The problem: Can you give the data below as a numbered list with blank lines left out, starting at its first line and stopping after the line that contains "map-caption: January 1924"?

Given records:
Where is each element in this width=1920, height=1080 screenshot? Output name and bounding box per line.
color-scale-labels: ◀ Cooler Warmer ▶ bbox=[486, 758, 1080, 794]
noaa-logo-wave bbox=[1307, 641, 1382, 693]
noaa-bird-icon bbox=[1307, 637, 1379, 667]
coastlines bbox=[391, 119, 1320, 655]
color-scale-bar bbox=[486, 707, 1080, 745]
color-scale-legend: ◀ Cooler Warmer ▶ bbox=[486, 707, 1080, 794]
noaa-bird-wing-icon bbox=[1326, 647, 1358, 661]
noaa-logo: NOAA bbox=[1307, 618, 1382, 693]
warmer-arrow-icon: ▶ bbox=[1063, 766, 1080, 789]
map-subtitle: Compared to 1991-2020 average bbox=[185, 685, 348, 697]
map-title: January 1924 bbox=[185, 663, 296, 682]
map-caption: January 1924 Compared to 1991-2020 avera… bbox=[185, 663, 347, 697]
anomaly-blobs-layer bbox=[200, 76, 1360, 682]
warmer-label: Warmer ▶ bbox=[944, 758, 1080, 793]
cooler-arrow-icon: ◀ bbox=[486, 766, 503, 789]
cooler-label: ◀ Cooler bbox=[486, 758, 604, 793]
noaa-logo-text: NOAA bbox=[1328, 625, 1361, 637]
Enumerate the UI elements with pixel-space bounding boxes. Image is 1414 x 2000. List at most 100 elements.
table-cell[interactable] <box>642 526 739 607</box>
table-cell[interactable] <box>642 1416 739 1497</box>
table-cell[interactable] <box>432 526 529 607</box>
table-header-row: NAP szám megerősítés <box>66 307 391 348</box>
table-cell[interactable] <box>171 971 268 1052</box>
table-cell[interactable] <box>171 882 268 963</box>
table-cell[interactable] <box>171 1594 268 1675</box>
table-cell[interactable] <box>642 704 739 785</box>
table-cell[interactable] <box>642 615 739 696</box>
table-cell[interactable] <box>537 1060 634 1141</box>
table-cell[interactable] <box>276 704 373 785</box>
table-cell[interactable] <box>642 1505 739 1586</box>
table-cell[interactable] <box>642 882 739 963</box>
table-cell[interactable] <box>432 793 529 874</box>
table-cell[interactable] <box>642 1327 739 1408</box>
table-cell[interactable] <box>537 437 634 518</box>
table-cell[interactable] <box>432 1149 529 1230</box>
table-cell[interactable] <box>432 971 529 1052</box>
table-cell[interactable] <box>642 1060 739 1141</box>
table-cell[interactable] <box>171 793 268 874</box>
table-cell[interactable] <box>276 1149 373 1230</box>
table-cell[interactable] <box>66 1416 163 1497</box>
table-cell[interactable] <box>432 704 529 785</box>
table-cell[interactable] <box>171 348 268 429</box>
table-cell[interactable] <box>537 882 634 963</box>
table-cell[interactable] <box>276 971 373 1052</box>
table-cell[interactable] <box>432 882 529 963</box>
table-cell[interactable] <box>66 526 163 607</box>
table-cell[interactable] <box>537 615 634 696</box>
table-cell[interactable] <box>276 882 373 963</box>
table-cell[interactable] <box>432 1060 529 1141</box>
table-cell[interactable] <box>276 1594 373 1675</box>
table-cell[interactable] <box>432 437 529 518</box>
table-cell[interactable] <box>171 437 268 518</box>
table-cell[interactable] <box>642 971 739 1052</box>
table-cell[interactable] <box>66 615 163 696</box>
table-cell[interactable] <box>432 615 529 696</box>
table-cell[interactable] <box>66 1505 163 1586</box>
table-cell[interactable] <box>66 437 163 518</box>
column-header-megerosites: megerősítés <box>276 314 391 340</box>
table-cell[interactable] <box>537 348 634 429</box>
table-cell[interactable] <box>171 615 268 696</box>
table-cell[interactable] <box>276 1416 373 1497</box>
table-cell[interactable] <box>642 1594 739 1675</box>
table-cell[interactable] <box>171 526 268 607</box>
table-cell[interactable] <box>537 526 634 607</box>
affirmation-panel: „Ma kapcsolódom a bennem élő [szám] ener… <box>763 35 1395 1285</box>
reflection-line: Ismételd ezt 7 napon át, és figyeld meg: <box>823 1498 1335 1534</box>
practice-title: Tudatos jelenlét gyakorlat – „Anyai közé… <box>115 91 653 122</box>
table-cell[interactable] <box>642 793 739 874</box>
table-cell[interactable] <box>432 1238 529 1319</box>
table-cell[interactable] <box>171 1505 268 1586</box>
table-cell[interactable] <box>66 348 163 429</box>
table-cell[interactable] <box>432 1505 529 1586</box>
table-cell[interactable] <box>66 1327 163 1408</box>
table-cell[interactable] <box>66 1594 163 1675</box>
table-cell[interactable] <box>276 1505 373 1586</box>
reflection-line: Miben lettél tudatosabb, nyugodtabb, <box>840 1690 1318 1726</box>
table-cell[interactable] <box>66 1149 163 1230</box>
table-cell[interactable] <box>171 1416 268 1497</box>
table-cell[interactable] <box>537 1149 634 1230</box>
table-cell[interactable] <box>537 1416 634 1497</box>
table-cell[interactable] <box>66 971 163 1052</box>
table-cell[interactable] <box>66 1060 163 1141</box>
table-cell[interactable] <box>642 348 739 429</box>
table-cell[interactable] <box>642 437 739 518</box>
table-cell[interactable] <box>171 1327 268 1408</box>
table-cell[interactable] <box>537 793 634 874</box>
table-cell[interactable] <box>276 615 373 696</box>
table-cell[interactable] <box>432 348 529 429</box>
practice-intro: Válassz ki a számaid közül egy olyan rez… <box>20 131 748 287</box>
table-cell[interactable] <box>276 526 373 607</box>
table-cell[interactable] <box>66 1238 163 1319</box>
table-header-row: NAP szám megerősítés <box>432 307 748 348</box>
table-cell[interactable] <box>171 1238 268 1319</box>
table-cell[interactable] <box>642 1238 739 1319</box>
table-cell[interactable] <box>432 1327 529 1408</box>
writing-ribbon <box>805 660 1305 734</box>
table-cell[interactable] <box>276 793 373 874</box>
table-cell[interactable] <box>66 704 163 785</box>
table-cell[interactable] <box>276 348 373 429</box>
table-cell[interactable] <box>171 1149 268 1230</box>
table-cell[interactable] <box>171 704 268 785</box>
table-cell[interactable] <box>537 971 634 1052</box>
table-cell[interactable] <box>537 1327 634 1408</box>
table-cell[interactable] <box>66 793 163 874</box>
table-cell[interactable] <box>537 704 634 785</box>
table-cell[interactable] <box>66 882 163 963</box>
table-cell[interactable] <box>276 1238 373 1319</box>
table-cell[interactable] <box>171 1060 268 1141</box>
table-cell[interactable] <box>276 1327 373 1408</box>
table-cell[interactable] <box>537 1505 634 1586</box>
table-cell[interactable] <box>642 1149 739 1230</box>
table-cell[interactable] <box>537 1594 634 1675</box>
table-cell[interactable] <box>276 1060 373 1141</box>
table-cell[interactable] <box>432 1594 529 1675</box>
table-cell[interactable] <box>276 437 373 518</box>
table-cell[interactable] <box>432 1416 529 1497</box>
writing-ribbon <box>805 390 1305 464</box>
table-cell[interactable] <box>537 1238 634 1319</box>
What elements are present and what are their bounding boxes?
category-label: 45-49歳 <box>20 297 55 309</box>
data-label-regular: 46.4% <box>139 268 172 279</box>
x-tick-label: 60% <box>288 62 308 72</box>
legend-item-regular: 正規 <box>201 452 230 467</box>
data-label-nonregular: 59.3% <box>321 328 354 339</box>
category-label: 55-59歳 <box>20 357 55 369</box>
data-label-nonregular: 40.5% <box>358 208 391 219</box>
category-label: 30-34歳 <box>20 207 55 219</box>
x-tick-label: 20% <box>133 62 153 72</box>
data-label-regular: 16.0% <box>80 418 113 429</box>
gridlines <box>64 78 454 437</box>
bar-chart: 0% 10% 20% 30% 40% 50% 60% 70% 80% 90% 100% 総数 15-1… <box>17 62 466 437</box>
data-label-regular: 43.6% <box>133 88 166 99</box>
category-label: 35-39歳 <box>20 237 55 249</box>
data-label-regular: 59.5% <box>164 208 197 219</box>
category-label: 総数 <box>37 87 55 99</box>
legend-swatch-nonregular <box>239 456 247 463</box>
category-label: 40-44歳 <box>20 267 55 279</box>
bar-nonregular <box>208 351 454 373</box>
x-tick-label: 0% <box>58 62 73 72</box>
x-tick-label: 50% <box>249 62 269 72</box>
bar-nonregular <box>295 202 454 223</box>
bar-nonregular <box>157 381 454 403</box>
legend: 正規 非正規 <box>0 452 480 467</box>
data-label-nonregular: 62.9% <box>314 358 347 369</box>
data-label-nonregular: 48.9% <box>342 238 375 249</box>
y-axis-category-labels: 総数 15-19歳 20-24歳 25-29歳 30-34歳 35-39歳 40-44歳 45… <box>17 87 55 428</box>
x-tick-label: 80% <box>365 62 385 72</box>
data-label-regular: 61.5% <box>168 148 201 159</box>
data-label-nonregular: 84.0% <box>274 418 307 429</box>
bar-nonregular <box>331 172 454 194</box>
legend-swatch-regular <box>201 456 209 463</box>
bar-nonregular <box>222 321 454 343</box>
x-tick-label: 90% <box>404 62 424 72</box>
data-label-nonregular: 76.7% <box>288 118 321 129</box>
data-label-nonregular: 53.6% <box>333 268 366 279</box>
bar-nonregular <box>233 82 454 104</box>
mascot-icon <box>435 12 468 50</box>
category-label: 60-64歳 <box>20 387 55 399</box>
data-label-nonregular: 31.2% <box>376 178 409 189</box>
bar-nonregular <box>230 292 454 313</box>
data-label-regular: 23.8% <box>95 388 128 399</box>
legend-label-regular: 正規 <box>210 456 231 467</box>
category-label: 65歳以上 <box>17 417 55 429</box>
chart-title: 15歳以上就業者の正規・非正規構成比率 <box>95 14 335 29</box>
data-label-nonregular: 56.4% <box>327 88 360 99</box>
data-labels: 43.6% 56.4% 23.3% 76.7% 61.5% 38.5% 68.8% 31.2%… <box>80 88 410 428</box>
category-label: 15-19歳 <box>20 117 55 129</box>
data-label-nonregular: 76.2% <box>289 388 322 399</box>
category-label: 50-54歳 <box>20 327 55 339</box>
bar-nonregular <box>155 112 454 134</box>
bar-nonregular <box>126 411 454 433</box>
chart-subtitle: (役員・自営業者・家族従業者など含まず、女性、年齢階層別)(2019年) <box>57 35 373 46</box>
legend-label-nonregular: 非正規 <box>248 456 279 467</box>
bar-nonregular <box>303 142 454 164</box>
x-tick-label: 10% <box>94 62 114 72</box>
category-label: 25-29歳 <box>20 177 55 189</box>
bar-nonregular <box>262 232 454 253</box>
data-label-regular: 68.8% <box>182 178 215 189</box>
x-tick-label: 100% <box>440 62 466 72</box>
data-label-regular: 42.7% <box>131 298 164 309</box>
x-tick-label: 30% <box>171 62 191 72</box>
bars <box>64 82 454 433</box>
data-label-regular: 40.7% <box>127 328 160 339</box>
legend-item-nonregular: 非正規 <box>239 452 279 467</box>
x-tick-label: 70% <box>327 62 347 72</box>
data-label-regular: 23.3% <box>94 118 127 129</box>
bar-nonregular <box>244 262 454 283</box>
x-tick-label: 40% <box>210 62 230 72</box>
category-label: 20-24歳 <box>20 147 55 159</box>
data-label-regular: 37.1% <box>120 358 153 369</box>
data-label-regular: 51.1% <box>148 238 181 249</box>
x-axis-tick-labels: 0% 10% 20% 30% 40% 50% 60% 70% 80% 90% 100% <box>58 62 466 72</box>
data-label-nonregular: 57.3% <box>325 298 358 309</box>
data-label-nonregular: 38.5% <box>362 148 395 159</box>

Complete output:
1. Where is each element in this width=1920, height=1080 screenshot? Output name and bounding box per line.
2. color-scale-labels: ◀ Cooler Warmer ▶ bbox=[486, 758, 1080, 794]
3. noaa-logo-wave bbox=[1307, 641, 1382, 693]
4. noaa-bird-icon bbox=[1307, 637, 1379, 667]
5. coastlines bbox=[391, 119, 1320, 655]
6. color-scale-bar bbox=[486, 707, 1080, 745]
7. color-scale-legend: ◀ Cooler Warmer ▶ bbox=[486, 707, 1080, 794]
8. noaa-bird-wing-icon bbox=[1326, 647, 1358, 661]
9. noaa-logo: NOAA bbox=[1307, 618, 1382, 693]
10. warmer-arrow-icon: ▶ bbox=[1063, 766, 1080, 789]
11. map-subtitle: Compared to 1991-2020 average bbox=[185, 685, 348, 697]
12. map-title: January 1924 bbox=[185, 663, 296, 682]
13. map-caption: January 1924 Compared to 1991-2020 avera… bbox=[185, 663, 347, 697]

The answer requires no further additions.